» **EXERCISE TASK**
Copy out each line of the material below that holds the string "Visualização".

» **RECORDS FOR THE TASK**
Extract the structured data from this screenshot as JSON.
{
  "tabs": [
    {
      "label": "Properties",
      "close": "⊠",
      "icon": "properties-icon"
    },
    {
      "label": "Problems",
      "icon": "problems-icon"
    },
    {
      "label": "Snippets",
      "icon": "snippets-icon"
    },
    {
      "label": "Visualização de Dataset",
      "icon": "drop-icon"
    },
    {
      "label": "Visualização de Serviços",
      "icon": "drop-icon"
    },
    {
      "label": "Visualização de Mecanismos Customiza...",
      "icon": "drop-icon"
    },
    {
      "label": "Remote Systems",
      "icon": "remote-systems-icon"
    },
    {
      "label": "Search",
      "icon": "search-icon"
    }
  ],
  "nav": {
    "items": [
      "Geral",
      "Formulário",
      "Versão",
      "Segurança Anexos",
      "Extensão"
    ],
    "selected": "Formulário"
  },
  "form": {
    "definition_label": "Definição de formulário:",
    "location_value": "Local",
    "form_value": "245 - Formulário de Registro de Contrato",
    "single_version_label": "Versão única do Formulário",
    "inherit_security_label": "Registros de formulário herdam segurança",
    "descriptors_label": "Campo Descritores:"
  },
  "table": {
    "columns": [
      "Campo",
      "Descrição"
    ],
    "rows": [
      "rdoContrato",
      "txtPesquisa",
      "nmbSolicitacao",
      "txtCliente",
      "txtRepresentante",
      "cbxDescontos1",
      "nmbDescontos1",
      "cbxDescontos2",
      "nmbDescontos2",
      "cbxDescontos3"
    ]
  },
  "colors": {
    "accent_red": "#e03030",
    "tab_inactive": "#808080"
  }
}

» **FULL ANSWER**
      "label": "Visualização de Dataset",
      "label": "Visualização de Serviços",
      "label": "Visualização de Mecanismos Customiza...",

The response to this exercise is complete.